→ Exercise directions: Write out, precisely and in full, each line of the material.

→ Dataset excerpts:
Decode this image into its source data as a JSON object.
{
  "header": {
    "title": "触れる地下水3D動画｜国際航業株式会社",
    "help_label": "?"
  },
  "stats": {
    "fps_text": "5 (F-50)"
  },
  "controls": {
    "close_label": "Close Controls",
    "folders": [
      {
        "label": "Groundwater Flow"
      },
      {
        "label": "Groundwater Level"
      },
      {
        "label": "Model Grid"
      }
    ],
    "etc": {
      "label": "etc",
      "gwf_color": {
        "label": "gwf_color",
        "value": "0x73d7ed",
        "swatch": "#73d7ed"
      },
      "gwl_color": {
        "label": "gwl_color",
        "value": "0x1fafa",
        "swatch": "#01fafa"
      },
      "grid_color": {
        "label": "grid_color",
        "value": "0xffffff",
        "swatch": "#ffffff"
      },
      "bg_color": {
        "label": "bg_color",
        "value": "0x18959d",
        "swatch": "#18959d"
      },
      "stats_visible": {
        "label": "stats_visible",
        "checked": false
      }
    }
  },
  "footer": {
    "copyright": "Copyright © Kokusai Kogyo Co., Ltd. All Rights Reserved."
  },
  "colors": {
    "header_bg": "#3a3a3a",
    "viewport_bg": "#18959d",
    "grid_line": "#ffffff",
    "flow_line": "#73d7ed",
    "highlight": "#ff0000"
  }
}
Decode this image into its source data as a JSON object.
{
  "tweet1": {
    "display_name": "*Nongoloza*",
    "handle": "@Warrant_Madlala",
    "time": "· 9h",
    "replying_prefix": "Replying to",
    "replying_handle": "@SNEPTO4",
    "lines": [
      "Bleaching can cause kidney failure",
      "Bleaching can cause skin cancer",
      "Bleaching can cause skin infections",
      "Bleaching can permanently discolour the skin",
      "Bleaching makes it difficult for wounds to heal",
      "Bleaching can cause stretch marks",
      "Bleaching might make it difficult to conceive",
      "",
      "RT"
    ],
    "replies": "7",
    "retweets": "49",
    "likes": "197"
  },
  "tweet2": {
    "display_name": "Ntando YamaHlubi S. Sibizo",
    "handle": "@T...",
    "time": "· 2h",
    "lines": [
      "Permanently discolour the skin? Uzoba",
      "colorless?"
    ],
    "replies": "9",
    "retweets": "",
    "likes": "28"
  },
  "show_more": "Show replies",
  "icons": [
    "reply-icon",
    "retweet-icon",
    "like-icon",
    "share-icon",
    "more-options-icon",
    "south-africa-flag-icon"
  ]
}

→ Task response:
Decode this image into its source data as a JSON object.
{
  "header": {
    "title": "触れる地下水3D動画｜国際航業株式会社",
    "help_label": "?"
  },
  "stats": {
    "fps_text": "5 (F-50)"
  },
  "controls": {
    "close_label": "Close Controls",
    "folders": [
      {
        "label": "Groundwater Flow"
      },
      {
        "label": "Groundwater Level"
      },
      {
        "label": "Model Grid"
      }
    ],
    "etc": {
      "label": "etc",
      "gwf_color": {
        "label": "gwf_color",
        "value": "0x73d7ed",
        "swatch": "#73d7ed"
      },
      "gwl_color": {
        "label": "gwl_color",
        "value": "0x1fafa",
        "swatch": "#01fafa"
      },
      "grid_color": {
        "label": "grid_color",
        "value": "0xffffff",
        "swatch": "#ffffff"
      },
      "bg_color": {
        "label": "bg_color",
        "value": "0x18959d",
        "swatch": "#18959d"
      },
      "stats_visible": {
        "label": "stats_visible",
        "checked": false
      }
    }
  },
  "footer": {
    "copyright": "Copyright © Kokusai Kogyo Co., Ltd. All Rights Reserved."
  },
  "colors": {
    "header_bg": "#3a3a3a",
    "viewport_bg": "#18959d",
    "grid_line": "#ffffff",
    "flow_line": "#73d7ed",
    "highlight": "#ff0000"
  }
}
Decode this image into its source data as a JSON object.
{
  "tweet1": {
    "display_name": "*Nongoloza*",
    "handle": "@Warrant_Madlala",
    "time": "· 9h",
    "replying_prefix": "Replying to",
    "replying_handle": "@SNEPTO4",
    "lines": [
      "Bleaching can cause kidney failure",
      "Bleaching can cause skin cancer",
      "Bleaching can cause skin infections",
      "Bleaching can permanently discolour the skin",
      "Bleaching makes it difficult for wounds to heal",
      "Bleaching can cause stretch marks",
      "Bleaching might make it difficult to conceive",
      "",
      "RT"
    ],
    "replies": "7",
    "retweets": "49",
    "likes": "197"
  },
  "tweet2": {
    "display_name": "Ntando YamaHlubi S. Sibizo",
    "handle": "@T...",
    "time": "· 2h",
    "lines": [
      "Permanently discolour the skin? Uzoba",
      "colorless?"
    ],
    "replies": "9",
    "retweets": "",
    "likes": "28"
  },
  "show_more": "Show replies",
  "icons": [
    "reply-icon",
    "retweet-icon",
    "like-icon",
    "share-icon",
    "more-options-icon",
    "south-africa-flag-icon"
  ]
}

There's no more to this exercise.